■ Exercise task
Quote the whole listing exactly. Leave the pictures out of your copy.

Excerpts from a figure dataset:
+-------+

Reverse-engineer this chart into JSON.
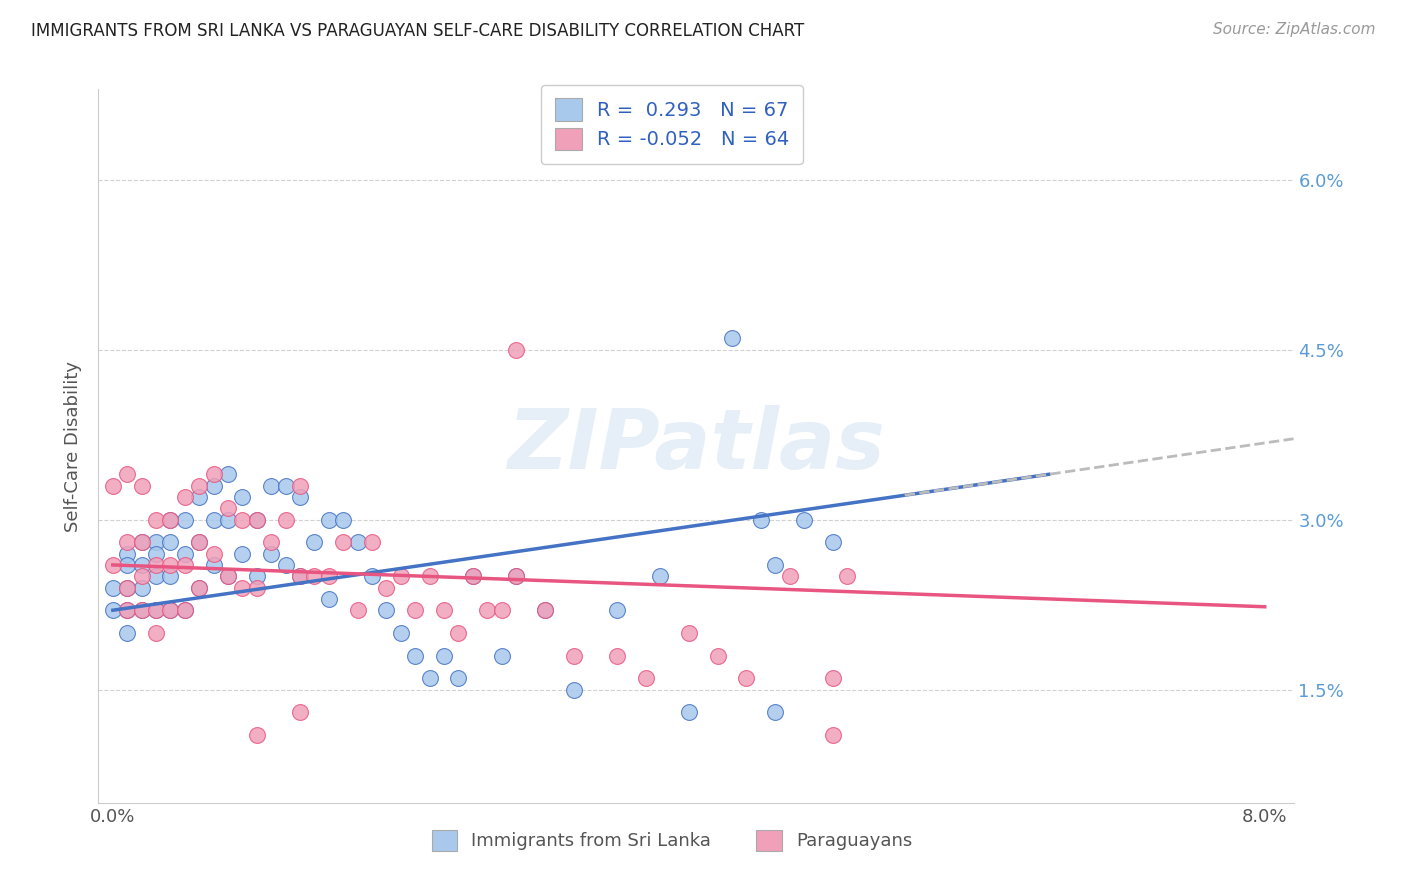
{
  "title": "IMMIGRANTS FROM SRI LANKA VS PARAGUAYAN SELF-CARE DISABILITY CORRELATION CHART",
  "source": "Source: ZipAtlas.com",
  "ylabel": "Self-Care Disability",
  "legend_label1": "R =  0.293   N = 67",
  "legend_label2": "R = -0.052   N = 64",
  "legend_label_bottom1": "Immigrants from Sri Lanka",
  "legend_label_bottom2": "Paraguayans",
  "color_blue": "#A8C8EC",
  "color_pink": "#F0A0B8",
  "color_blue_line": "#4472C4",
  "color_pink_line": "#E85580",
  "color_dashed": "#BBBBBB",
  "watermark": "ZIPatlas",
  "blue_points_x": [
    0.0,
    0.0,
    0.001,
    0.001,
    0.001,
    0.001,
    0.001,
    0.002,
    0.002,
    0.002,
    0.002,
    0.003,
    0.003,
    0.003,
    0.003,
    0.004,
    0.004,
    0.004,
    0.004,
    0.005,
    0.005,
    0.005,
    0.006,
    0.006,
    0.006,
    0.007,
    0.007,
    0.007,
    0.008,
    0.008,
    0.008,
    0.009,
    0.009,
    0.01,
    0.01,
    0.011,
    0.011,
    0.012,
    0.012,
    0.013,
    0.013,
    0.014,
    0.015,
    0.015,
    0.016,
    0.017,
    0.018,
    0.019,
    0.02,
    0.021,
    0.022,
    0.023,
    0.024,
    0.025,
    0.027,
    0.028,
    0.03,
    0.032,
    0.035,
    0.038,
    0.04,
    0.043,
    0.045,
    0.046,
    0.046,
    0.048,
    0.05
  ],
  "blue_points_y": [
    0.024,
    0.022,
    0.027,
    0.026,
    0.024,
    0.022,
    0.02,
    0.028,
    0.026,
    0.024,
    0.022,
    0.028,
    0.027,
    0.025,
    0.022,
    0.03,
    0.028,
    0.025,
    0.022,
    0.03,
    0.027,
    0.022,
    0.032,
    0.028,
    0.024,
    0.033,
    0.03,
    0.026,
    0.034,
    0.03,
    0.025,
    0.032,
    0.027,
    0.03,
    0.025,
    0.033,
    0.027,
    0.033,
    0.026,
    0.032,
    0.025,
    0.028,
    0.03,
    0.023,
    0.03,
    0.028,
    0.025,
    0.022,
    0.02,
    0.018,
    0.016,
    0.018,
    0.016,
    0.025,
    0.018,
    0.025,
    0.022,
    0.015,
    0.022,
    0.025,
    0.013,
    0.046,
    0.03,
    0.013,
    0.026,
    0.03,
    0.028
  ],
  "pink_points_x": [
    0.0,
    0.0,
    0.001,
    0.001,
    0.001,
    0.001,
    0.002,
    0.002,
    0.002,
    0.002,
    0.003,
    0.003,
    0.003,
    0.003,
    0.004,
    0.004,
    0.004,
    0.005,
    0.005,
    0.005,
    0.006,
    0.006,
    0.006,
    0.007,
    0.007,
    0.008,
    0.008,
    0.009,
    0.009,
    0.01,
    0.01,
    0.011,
    0.012,
    0.013,
    0.013,
    0.014,
    0.015,
    0.016,
    0.017,
    0.018,
    0.019,
    0.02,
    0.021,
    0.022,
    0.023,
    0.024,
    0.025,
    0.026,
    0.027,
    0.028,
    0.03,
    0.032,
    0.035,
    0.037,
    0.04,
    0.042,
    0.044,
    0.047,
    0.05,
    0.051,
    0.028,
    0.013,
    0.01,
    0.05
  ],
  "pink_points_y": [
    0.033,
    0.026,
    0.034,
    0.028,
    0.024,
    0.022,
    0.033,
    0.028,
    0.025,
    0.022,
    0.03,
    0.026,
    0.022,
    0.02,
    0.03,
    0.026,
    0.022,
    0.032,
    0.026,
    0.022,
    0.033,
    0.028,
    0.024,
    0.034,
    0.027,
    0.031,
    0.025,
    0.03,
    0.024,
    0.03,
    0.024,
    0.028,
    0.03,
    0.033,
    0.025,
    0.025,
    0.025,
    0.028,
    0.022,
    0.028,
    0.024,
    0.025,
    0.022,
    0.025,
    0.022,
    0.02,
    0.025,
    0.022,
    0.022,
    0.025,
    0.022,
    0.018,
    0.018,
    0.016,
    0.02,
    0.018,
    0.016,
    0.025,
    0.016,
    0.025,
    0.045,
    0.013,
    0.011,
    0.011
  ]
}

+-------+

■ Written solution
Reverse-engineer this chart into JSON.
{
  "title": "IMMIGRANTS FROM SRI LANKA VS PARAGUAYAN SELF-CARE DISABILITY CORRELATION CHART",
  "source": "Source: ZipAtlas.com",
  "ylabel": "Self-Care Disability",
  "legend_label1": "R =  0.293   N = 67",
  "legend_label2": "R = -0.052   N = 64",
  "legend_label_bottom1": "Immigrants from Sri Lanka",
  "legend_label_bottom2": "Paraguayans",
  "color_blue": "#A8C8EC",
  "color_pink": "#F0A0B8",
  "color_blue_line": "#4472C4",
  "color_pink_line": "#E85580",
  "color_dashed": "#BBBBBB",
  "watermark": "ZIPatlas",
  "blue_points_x": [
    0.0,
    0.0,
    0.001,
    0.001,
    0.001,
    0.001,
    0.001,
    0.002,
    0.002,
    0.002,
    0.002,
    0.003,
    0.003,
    0.003,
    0.003,
    0.004,
    0.004,
    0.004,
    0.004,
    0.005,
    0.005,
    0.005,
    0.006,
    0.006,
    0.006,
    0.007,
    0.007,
    0.007,
    0.008,
    0.008,
    0.008,
    0.009,
    0.009,
    0.01,
    0.01,
    0.011,
    0.011,
    0.012,
    0.012,
    0.013,
    0.013,
    0.014,
    0.015,
    0.015,
    0.016,
    0.017,
    0.018,
    0.019,
    0.02,
    0.021,
    0.022,
    0.023,
    0.024,
    0.025,
    0.027,
    0.028,
    0.03,
    0.032,
    0.035,
    0.038,
    0.04,
    0.043,
    0.045,
    0.046,
    0.046,
    0.048,
    0.05
  ],
  "blue_points_y": [
    0.024,
    0.022,
    0.027,
    0.026,
    0.024,
    0.022,
    0.02,
    0.028,
    0.026,
    0.024,
    0.022,
    0.028,
    0.027,
    0.025,
    0.022,
    0.03,
    0.028,
    0.025,
    0.022,
    0.03,
    0.027,
    0.022,
    0.032,
    0.028,
    0.024,
    0.033,
    0.03,
    0.026,
    0.034,
    0.03,
    0.025,
    0.032,
    0.027,
    0.03,
    0.025,
    0.033,
    0.027,
    0.033,
    0.026,
    0.032,
    0.025,
    0.028,
    0.03,
    0.023,
    0.03,
    0.028,
    0.025,
    0.022,
    0.02,
    0.018,
    0.016,
    0.018,
    0.016,
    0.025,
    0.018,
    0.025,
    0.022,
    0.015,
    0.022,
    0.025,
    0.013,
    0.046,
    0.03,
    0.013,
    0.026,
    0.03,
    0.028
  ],
  "pink_points_x": [
    0.0,
    0.0,
    0.001,
    0.001,
    0.001,
    0.001,
    0.002,
    0.002,
    0.002,
    0.002,
    0.003,
    0.003,
    0.003,
    0.003,
    0.004,
    0.004,
    0.004,
    0.005,
    0.005,
    0.005,
    0.006,
    0.006,
    0.006,
    0.007,
    0.007,
    0.008,
    0.008,
    0.009,
    0.009,
    0.01,
    0.01,
    0.011,
    0.012,
    0.013,
    0.013,
    0.014,
    0.015,
    0.016,
    0.017,
    0.018,
    0.019,
    0.02,
    0.021,
    0.022,
    0.023,
    0.024,
    0.025,
    0.026,
    0.027,
    0.028,
    0.03,
    0.032,
    0.035,
    0.037,
    0.04,
    0.042,
    0.044,
    0.047,
    0.05,
    0.051,
    0.028,
    0.013,
    0.01,
    0.05
  ],
  "pink_points_y": [
    0.033,
    0.026,
    0.034,
    0.028,
    0.024,
    0.022,
    0.033,
    0.028,
    0.025,
    0.022,
    0.03,
    0.026,
    0.022,
    0.02,
    0.03,
    0.026,
    0.022,
    0.032,
    0.026,
    0.022,
    0.033,
    0.028,
    0.024,
    0.034,
    0.027,
    0.031,
    0.025,
    0.03,
    0.024,
    0.03,
    0.024,
    0.028,
    0.03,
    0.033,
    0.025,
    0.025,
    0.025,
    0.028,
    0.022,
    0.028,
    0.024,
    0.025,
    0.022,
    0.025,
    0.022,
    0.02,
    0.025,
    0.022,
    0.022,
    0.025,
    0.022,
    0.018,
    0.018,
    0.016,
    0.02,
    0.018,
    0.016,
    0.025,
    0.016,
    0.025,
    0.045,
    0.013,
    0.011,
    0.011
  ]
}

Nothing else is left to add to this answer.